In how many lines does the string "Used" appear? Answer with the number only.

╭─ GIVEN RECORDS

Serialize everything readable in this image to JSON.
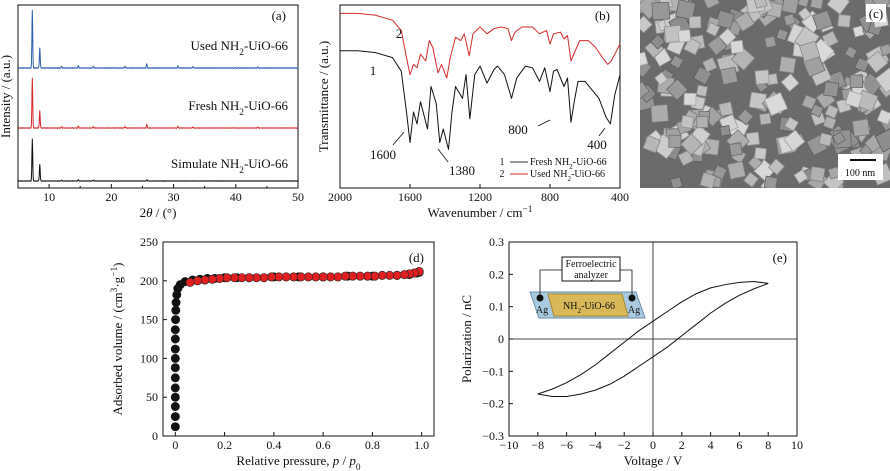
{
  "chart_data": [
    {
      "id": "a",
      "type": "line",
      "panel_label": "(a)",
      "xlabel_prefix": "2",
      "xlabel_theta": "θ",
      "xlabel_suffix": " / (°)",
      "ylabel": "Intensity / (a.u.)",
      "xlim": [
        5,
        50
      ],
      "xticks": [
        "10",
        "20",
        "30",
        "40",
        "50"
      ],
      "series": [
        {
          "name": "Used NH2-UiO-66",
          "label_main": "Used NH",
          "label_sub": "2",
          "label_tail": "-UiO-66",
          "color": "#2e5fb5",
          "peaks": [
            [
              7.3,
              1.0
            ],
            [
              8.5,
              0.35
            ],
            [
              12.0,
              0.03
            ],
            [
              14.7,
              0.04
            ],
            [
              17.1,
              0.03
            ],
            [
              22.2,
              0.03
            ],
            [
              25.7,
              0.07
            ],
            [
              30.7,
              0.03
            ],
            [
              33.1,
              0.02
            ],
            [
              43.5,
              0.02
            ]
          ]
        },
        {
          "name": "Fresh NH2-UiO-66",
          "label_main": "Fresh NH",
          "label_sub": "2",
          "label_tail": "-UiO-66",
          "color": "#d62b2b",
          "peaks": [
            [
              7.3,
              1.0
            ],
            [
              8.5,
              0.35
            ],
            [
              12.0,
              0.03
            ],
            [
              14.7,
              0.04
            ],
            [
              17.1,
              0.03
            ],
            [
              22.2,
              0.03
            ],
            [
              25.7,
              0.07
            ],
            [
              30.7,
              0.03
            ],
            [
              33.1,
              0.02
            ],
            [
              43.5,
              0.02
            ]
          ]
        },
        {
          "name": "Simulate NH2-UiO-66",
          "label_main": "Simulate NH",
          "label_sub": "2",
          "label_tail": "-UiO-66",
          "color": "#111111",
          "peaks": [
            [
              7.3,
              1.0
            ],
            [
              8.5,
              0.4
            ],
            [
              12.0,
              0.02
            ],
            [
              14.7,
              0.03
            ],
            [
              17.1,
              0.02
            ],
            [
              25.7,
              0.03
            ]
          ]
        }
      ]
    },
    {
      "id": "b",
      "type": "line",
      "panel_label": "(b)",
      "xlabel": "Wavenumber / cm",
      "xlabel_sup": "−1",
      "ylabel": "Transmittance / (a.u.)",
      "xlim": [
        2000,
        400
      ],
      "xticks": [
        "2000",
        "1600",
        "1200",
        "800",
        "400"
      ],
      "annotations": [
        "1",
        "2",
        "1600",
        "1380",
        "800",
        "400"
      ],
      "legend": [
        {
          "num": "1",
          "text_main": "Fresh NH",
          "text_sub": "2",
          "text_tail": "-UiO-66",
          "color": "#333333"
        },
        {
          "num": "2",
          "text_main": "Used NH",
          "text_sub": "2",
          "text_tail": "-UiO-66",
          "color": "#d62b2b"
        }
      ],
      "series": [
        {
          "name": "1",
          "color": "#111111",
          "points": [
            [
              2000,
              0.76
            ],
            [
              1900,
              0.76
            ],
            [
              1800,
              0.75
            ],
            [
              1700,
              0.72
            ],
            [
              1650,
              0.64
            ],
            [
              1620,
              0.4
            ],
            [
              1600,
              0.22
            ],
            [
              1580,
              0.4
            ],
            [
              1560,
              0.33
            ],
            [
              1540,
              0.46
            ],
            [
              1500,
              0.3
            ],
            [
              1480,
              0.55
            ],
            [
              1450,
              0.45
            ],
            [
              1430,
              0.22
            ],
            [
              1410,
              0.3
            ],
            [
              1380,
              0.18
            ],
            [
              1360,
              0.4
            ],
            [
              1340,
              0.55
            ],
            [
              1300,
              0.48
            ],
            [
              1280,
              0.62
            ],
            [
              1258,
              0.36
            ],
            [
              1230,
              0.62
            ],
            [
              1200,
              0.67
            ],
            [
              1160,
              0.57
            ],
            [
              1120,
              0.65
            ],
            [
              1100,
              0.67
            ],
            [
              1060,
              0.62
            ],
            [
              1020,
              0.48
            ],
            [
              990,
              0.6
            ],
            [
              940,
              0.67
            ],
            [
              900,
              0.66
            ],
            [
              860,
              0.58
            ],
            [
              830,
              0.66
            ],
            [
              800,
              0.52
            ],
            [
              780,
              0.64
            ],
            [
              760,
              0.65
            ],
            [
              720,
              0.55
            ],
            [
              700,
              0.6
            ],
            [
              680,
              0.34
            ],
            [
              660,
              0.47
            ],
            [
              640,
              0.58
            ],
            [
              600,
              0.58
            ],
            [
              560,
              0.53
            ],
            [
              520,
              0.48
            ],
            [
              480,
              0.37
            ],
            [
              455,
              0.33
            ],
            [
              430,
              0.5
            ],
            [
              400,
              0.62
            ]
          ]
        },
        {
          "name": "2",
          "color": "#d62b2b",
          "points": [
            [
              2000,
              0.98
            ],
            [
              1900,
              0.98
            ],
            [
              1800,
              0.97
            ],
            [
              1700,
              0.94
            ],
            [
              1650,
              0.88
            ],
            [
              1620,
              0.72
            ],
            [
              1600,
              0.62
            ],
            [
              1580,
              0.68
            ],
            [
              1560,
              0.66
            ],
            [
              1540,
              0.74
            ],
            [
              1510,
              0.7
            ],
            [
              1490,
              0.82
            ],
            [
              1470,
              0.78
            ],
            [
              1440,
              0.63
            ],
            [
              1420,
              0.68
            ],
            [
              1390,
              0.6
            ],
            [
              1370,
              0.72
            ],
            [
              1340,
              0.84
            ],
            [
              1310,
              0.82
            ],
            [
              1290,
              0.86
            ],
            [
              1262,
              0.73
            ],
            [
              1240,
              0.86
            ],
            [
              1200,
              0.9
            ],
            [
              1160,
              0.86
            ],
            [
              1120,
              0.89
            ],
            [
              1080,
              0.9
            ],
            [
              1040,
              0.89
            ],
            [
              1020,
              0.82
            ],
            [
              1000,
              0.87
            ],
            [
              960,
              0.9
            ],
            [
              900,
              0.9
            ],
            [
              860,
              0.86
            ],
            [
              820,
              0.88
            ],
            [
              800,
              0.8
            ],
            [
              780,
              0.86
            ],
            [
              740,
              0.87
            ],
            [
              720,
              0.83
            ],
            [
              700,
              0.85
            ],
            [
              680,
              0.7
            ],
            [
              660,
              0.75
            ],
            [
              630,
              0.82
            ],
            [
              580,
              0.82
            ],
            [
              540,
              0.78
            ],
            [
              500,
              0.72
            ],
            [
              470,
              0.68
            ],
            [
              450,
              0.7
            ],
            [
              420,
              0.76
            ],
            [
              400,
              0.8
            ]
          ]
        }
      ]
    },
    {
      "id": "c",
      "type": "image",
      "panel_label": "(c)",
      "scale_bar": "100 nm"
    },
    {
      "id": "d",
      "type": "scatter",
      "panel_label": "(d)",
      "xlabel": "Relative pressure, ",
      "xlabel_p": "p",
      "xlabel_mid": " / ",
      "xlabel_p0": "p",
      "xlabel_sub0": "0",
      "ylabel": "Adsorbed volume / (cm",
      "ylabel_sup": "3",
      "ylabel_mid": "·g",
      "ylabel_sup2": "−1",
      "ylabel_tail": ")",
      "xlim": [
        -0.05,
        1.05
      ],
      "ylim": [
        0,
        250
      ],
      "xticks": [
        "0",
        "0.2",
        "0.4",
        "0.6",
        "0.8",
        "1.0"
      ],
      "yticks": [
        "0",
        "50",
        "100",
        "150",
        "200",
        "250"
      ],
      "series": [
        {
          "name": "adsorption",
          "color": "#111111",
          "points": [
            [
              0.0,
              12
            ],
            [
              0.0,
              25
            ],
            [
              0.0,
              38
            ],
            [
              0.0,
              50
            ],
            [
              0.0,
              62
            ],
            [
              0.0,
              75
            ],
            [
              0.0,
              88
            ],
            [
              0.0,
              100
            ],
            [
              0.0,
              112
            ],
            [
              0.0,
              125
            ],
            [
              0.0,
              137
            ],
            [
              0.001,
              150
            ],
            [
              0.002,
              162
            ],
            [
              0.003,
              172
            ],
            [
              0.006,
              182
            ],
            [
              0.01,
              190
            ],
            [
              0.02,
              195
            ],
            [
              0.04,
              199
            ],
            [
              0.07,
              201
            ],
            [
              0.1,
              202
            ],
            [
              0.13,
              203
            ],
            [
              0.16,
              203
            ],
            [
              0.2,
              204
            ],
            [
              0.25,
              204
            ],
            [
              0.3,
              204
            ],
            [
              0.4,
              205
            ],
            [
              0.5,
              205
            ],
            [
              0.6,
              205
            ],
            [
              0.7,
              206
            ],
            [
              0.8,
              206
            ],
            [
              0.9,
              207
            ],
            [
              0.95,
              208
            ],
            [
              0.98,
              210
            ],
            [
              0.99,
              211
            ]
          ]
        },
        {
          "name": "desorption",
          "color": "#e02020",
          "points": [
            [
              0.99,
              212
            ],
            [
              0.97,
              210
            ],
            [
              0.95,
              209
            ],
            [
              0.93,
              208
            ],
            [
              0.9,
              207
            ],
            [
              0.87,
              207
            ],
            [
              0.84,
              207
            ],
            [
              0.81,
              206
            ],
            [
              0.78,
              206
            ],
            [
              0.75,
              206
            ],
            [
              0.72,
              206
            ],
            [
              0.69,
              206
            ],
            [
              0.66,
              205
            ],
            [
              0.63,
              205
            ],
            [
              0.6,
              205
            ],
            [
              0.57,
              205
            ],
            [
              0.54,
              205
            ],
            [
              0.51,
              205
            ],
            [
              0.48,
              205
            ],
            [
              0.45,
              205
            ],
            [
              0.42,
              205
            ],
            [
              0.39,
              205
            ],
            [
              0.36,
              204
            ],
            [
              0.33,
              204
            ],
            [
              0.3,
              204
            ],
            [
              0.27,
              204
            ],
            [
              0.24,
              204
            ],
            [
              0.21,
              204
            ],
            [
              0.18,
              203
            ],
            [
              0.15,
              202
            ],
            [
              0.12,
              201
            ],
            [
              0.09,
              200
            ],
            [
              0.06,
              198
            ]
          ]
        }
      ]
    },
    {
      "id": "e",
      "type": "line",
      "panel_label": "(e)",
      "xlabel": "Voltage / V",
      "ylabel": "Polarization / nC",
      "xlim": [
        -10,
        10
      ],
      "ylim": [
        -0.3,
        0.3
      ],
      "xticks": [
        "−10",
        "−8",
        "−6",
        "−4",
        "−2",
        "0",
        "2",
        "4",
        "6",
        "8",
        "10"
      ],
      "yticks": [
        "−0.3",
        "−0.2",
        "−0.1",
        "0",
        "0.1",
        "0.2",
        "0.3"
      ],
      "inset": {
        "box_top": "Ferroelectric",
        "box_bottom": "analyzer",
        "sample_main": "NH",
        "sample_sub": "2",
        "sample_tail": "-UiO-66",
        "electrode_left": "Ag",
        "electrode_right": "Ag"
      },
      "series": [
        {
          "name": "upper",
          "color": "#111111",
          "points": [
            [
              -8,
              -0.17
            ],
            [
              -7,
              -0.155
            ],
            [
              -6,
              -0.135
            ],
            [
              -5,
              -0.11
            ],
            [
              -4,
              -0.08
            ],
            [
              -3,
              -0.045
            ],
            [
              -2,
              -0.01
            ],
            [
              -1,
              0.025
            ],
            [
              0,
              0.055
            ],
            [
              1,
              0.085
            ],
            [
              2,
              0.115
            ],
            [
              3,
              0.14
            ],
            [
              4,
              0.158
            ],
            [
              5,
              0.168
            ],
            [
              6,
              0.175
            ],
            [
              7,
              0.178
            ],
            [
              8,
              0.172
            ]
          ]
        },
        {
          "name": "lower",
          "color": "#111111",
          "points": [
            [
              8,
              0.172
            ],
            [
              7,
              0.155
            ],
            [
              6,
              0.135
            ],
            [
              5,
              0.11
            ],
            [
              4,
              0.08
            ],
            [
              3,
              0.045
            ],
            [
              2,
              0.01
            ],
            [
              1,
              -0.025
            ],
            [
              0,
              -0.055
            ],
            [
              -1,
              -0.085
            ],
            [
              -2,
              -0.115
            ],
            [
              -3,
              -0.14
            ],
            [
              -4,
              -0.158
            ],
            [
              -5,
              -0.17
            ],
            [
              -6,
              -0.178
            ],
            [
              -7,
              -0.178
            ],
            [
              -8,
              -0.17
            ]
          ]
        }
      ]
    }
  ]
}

╰─

- RESULT BELOW:
3